[START OF Records provided]
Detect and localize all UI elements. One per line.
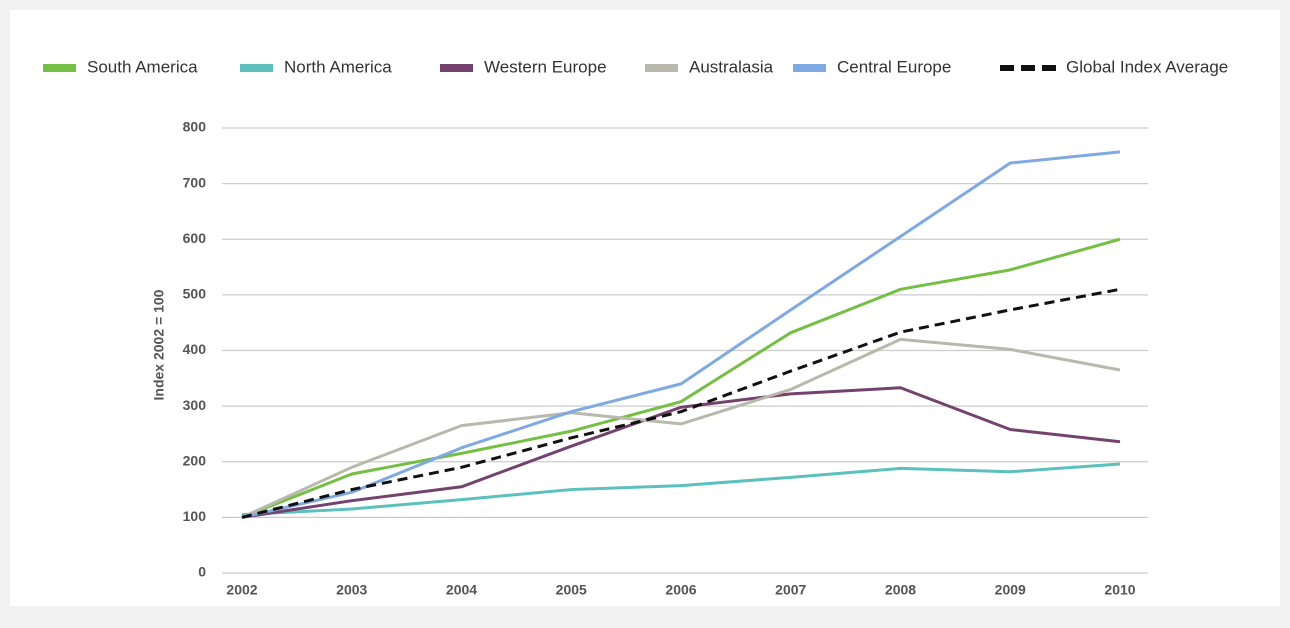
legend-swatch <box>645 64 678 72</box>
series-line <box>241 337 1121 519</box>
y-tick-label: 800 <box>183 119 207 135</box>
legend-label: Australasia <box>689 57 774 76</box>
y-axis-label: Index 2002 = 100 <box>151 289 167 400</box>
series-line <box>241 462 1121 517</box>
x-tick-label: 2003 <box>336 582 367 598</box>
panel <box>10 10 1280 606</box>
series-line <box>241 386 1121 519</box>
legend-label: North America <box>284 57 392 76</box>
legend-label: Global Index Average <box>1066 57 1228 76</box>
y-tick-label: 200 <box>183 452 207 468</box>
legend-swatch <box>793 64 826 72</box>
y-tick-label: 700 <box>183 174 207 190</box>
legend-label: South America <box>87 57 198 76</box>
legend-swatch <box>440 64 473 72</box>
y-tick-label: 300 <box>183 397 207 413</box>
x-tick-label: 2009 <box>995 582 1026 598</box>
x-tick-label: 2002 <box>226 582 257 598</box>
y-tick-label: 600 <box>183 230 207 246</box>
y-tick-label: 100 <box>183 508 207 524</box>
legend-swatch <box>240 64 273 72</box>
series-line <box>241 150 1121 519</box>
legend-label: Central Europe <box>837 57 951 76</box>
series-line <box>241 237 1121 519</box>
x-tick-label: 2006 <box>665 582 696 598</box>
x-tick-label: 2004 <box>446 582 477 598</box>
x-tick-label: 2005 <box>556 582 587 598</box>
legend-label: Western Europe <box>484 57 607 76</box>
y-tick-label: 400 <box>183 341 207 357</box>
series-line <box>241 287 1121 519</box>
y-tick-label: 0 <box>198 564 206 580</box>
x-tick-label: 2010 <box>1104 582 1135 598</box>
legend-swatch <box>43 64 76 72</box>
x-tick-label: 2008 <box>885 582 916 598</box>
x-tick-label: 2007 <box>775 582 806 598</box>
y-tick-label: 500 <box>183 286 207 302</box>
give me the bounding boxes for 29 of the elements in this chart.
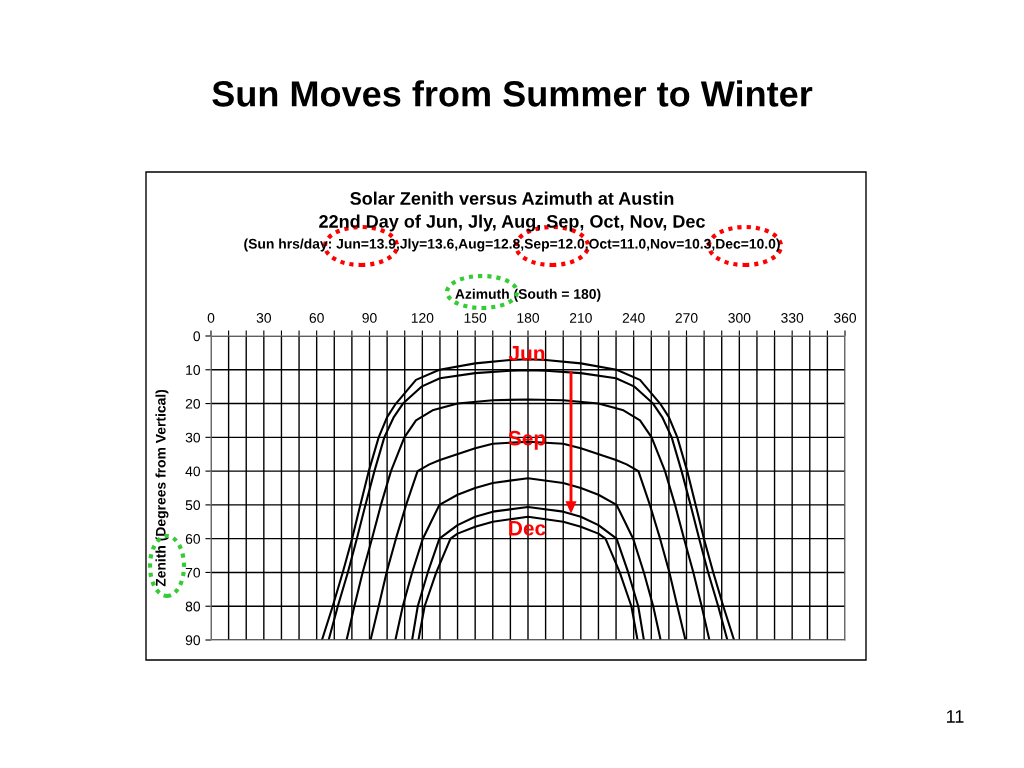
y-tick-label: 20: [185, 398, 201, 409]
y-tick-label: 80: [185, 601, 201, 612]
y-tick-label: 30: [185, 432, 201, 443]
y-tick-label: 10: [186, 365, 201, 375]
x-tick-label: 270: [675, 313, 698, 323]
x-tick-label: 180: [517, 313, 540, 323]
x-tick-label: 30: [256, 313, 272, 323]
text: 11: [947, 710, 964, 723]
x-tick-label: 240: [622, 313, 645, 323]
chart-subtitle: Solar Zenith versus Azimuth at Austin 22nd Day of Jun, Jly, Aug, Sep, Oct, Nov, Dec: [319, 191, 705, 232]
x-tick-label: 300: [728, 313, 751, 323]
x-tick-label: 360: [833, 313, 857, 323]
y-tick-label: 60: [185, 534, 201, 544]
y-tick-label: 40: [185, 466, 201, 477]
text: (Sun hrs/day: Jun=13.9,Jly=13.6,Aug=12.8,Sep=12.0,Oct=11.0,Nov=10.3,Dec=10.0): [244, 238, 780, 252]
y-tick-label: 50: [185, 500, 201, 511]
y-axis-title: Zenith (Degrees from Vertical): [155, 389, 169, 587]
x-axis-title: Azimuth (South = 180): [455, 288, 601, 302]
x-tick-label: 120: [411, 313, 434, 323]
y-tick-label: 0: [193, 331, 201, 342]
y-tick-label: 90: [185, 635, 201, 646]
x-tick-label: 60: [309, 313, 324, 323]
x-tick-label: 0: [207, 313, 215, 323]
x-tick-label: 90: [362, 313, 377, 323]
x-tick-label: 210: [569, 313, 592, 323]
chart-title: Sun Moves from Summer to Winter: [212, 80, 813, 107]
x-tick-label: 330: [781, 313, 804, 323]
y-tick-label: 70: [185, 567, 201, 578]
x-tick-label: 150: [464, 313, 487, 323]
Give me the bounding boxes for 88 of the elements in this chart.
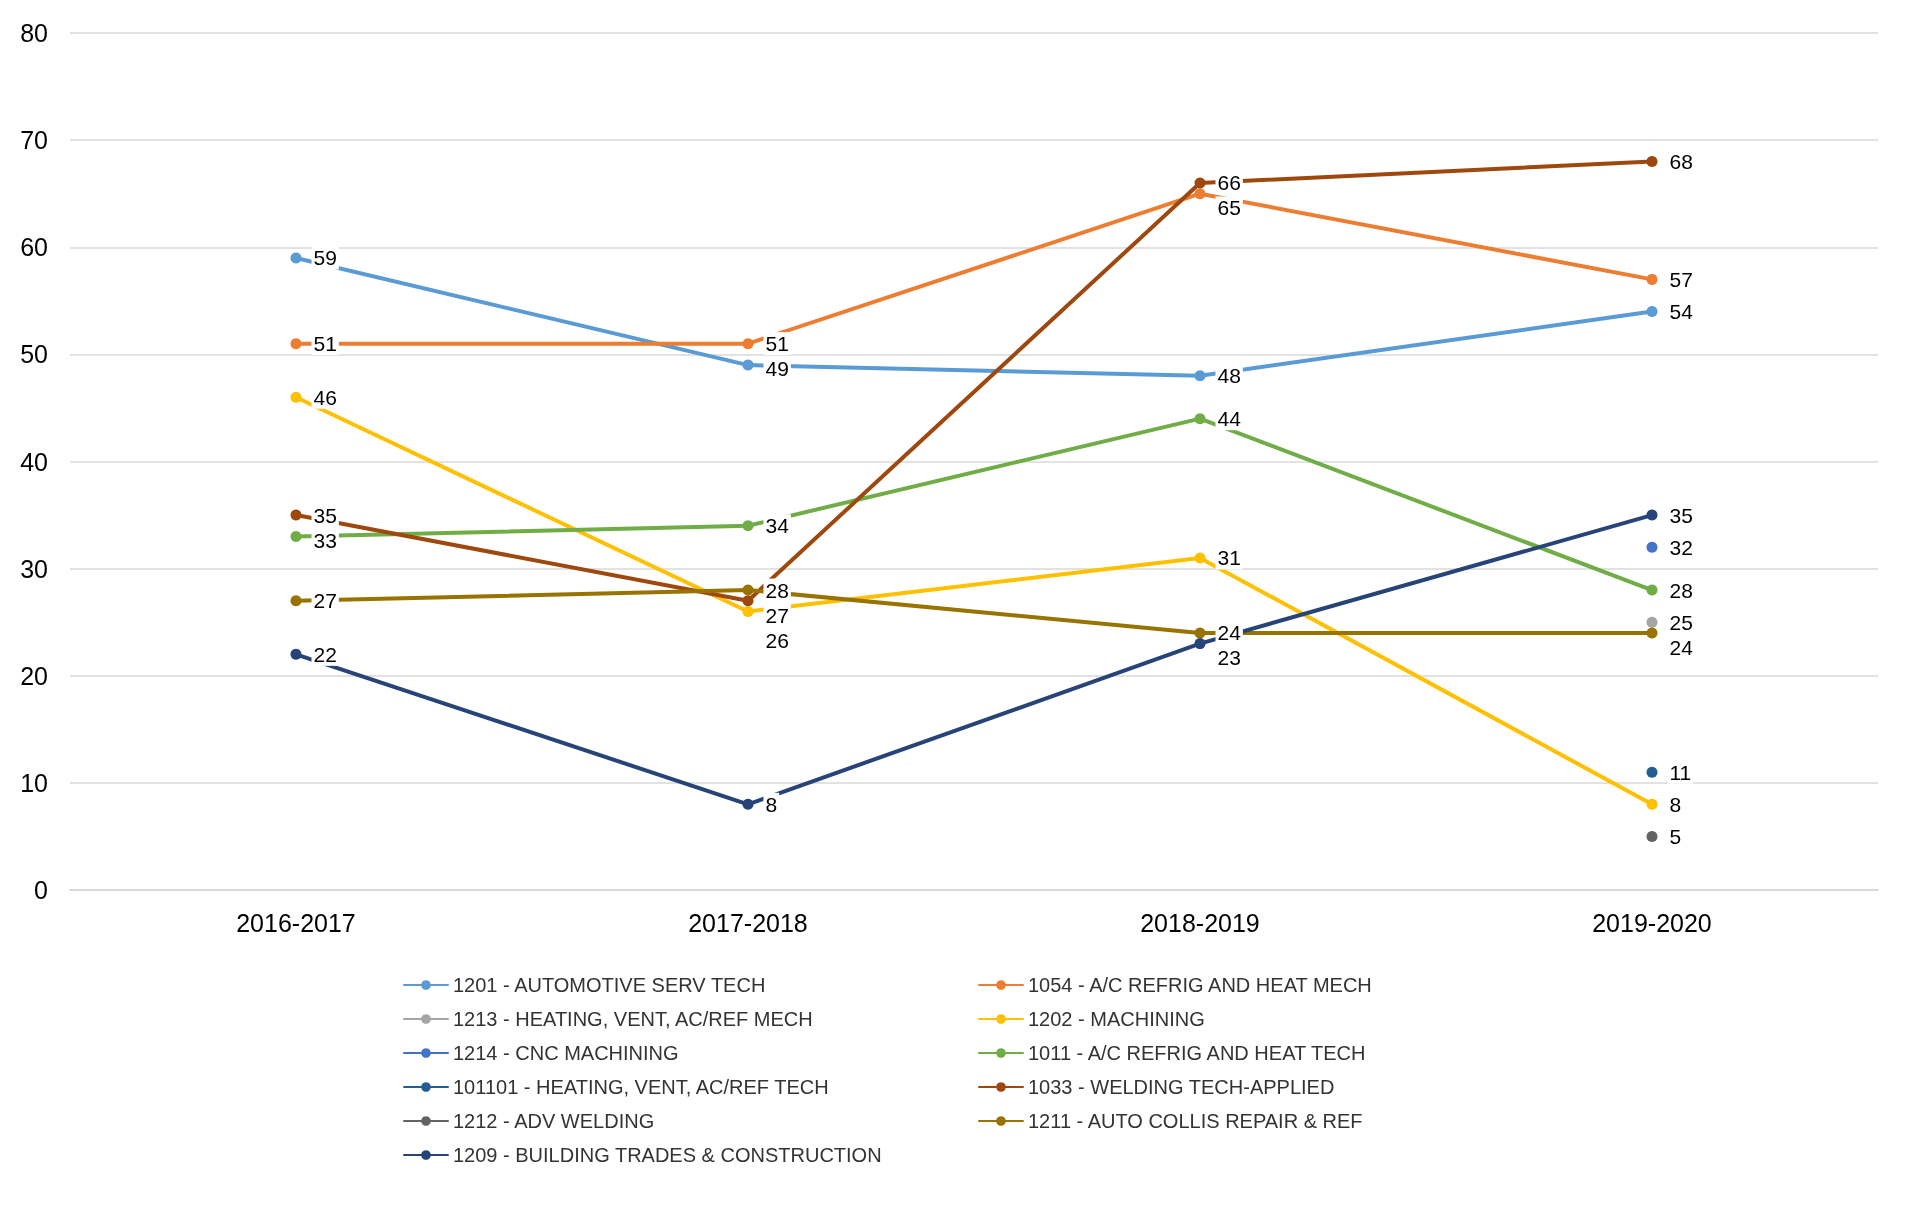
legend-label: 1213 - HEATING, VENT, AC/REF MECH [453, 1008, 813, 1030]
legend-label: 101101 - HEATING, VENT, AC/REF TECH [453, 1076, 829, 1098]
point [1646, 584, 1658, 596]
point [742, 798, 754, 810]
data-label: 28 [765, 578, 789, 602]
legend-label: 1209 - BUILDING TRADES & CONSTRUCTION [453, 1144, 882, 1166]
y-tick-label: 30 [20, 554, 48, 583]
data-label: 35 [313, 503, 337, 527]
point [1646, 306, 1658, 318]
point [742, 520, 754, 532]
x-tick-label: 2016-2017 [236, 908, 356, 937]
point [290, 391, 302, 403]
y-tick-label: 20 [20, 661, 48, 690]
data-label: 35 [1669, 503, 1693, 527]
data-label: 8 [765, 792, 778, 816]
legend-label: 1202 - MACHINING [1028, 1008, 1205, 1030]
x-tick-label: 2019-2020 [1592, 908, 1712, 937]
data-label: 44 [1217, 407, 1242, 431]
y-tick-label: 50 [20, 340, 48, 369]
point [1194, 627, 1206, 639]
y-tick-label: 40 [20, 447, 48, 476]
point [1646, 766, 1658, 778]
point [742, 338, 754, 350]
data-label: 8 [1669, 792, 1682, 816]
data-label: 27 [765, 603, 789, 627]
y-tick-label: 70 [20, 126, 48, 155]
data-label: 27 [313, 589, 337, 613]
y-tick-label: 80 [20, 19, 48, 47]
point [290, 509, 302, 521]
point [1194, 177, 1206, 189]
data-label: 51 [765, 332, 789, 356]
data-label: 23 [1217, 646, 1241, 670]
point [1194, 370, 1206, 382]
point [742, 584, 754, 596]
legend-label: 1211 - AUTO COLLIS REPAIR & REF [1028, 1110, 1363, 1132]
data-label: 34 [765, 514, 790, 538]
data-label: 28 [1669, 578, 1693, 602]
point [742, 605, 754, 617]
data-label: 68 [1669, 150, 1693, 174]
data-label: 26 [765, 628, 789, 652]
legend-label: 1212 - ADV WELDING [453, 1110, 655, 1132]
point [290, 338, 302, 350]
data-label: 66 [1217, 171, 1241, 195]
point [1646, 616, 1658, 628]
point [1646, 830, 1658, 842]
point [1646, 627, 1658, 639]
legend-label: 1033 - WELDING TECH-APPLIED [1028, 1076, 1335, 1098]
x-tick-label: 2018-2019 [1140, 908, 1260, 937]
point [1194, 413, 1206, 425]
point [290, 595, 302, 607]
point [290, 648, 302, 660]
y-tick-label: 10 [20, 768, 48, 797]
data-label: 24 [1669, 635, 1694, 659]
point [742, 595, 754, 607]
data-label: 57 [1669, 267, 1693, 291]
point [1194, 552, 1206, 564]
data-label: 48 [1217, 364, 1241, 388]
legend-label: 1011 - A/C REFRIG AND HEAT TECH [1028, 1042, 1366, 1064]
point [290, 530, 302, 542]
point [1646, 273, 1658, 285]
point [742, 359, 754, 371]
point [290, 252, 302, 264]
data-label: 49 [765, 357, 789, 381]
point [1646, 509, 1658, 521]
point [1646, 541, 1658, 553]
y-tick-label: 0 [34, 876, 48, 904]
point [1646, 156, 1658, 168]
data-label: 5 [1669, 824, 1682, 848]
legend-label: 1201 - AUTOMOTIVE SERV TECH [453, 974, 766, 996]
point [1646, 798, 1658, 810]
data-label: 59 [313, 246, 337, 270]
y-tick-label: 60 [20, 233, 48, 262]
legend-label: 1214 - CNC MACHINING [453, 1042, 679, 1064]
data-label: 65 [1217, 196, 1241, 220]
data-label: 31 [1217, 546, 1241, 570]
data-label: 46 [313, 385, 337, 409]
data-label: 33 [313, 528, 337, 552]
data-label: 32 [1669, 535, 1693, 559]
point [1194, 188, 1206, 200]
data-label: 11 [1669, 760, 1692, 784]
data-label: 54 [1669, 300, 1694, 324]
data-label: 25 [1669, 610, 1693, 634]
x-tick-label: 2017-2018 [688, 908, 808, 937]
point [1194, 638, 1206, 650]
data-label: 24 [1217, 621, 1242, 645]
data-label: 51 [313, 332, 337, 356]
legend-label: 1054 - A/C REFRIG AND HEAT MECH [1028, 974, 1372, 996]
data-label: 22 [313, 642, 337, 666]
[END OF Records provided]
*Problem to solve*. Copy out the rows starting at the line containing "legend-swatch <box>645 64 678 72</box>" and ending at the line containing "legend-swatch <box>793 64 826 72</box>", both included, with each one unchanged.

*The solution*.
legend-swatch <box>645 64 678 72</box>
series-line <box>241 337 1121 519</box>
y-tick-label: 800 <box>183 119 207 135</box>
legend-label: Australasia <box>689 57 774 76</box>
y-axis-label: Index 2002 = 100 <box>151 289 167 400</box>
series-line <box>241 462 1121 517</box>
x-tick-label: 2003 <box>336 582 367 598</box>
panel <box>10 10 1280 606</box>
series-line <box>241 386 1121 519</box>
legend-label: North America <box>284 57 392 76</box>
legend-label: Global Index Average <box>1066 57 1228 76</box>
y-tick-label: 200 <box>183 452 207 468</box>
legend-swatch <box>793 64 826 72</box>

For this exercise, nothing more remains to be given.